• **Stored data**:
※

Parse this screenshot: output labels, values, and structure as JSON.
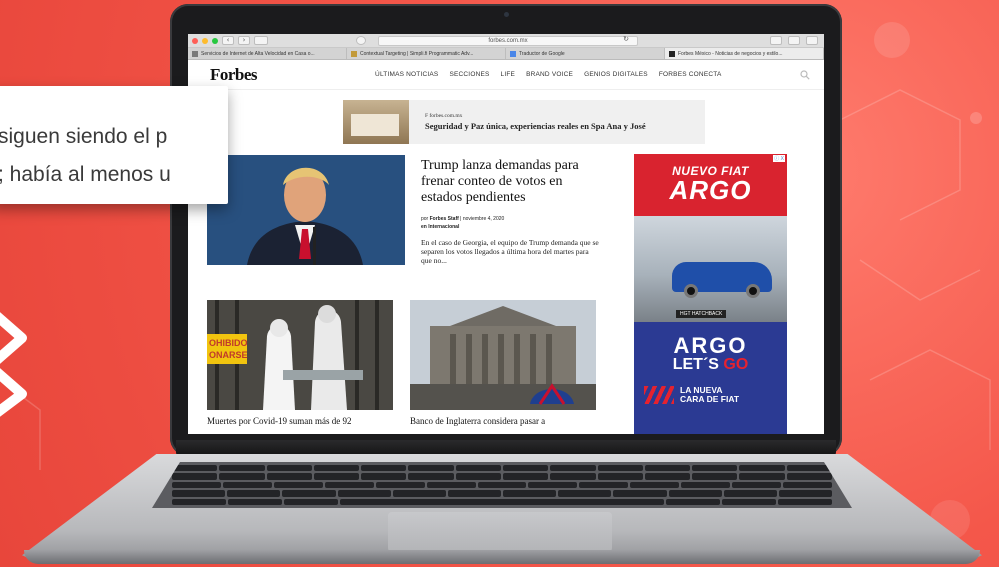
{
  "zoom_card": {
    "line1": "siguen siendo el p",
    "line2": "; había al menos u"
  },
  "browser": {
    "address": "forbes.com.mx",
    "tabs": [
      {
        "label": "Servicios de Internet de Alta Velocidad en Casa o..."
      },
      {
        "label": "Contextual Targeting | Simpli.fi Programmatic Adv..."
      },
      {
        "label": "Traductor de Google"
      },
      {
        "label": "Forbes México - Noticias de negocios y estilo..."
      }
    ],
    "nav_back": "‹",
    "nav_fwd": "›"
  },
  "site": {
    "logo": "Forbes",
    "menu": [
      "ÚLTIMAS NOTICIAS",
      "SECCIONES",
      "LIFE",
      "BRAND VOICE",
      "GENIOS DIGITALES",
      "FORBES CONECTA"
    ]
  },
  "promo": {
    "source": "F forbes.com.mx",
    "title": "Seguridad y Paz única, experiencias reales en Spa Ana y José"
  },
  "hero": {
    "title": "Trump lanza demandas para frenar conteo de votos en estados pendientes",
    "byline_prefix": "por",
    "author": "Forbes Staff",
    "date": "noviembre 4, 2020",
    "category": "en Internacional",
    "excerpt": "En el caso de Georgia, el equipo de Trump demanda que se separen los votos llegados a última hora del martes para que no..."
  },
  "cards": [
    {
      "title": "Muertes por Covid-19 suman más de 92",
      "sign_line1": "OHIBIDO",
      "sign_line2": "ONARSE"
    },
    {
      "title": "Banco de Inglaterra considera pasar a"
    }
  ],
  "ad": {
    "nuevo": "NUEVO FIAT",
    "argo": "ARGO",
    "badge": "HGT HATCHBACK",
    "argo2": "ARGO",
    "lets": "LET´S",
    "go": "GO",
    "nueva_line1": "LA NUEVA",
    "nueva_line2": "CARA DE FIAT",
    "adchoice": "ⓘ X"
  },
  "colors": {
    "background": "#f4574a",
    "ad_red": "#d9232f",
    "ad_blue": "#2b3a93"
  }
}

※

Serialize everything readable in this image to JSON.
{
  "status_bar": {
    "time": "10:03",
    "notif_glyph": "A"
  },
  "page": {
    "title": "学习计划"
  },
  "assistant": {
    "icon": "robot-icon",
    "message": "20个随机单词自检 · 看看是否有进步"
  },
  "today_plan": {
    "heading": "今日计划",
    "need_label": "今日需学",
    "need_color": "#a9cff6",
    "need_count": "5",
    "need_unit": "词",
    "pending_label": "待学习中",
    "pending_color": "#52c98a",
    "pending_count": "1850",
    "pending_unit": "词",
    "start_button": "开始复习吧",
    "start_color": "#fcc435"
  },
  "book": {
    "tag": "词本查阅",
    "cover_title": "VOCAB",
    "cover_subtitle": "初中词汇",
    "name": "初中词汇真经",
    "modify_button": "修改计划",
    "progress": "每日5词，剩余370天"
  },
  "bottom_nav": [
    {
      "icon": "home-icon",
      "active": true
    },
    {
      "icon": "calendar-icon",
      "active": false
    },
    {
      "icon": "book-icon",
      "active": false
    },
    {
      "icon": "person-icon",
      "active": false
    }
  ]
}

※

• **WHAT YOU ARE ASKED TO DO**: Identify and extract each line of the listing that contains "para".

• **OUTPUT**:
    "title": "Trump lanza demandas para frenar conteo de votos en estados pendientes",
    "excerpt": "En el caso de Georgia, el equipo de Trump demanda que se separen los votos llegados a última hora del martes para que no..."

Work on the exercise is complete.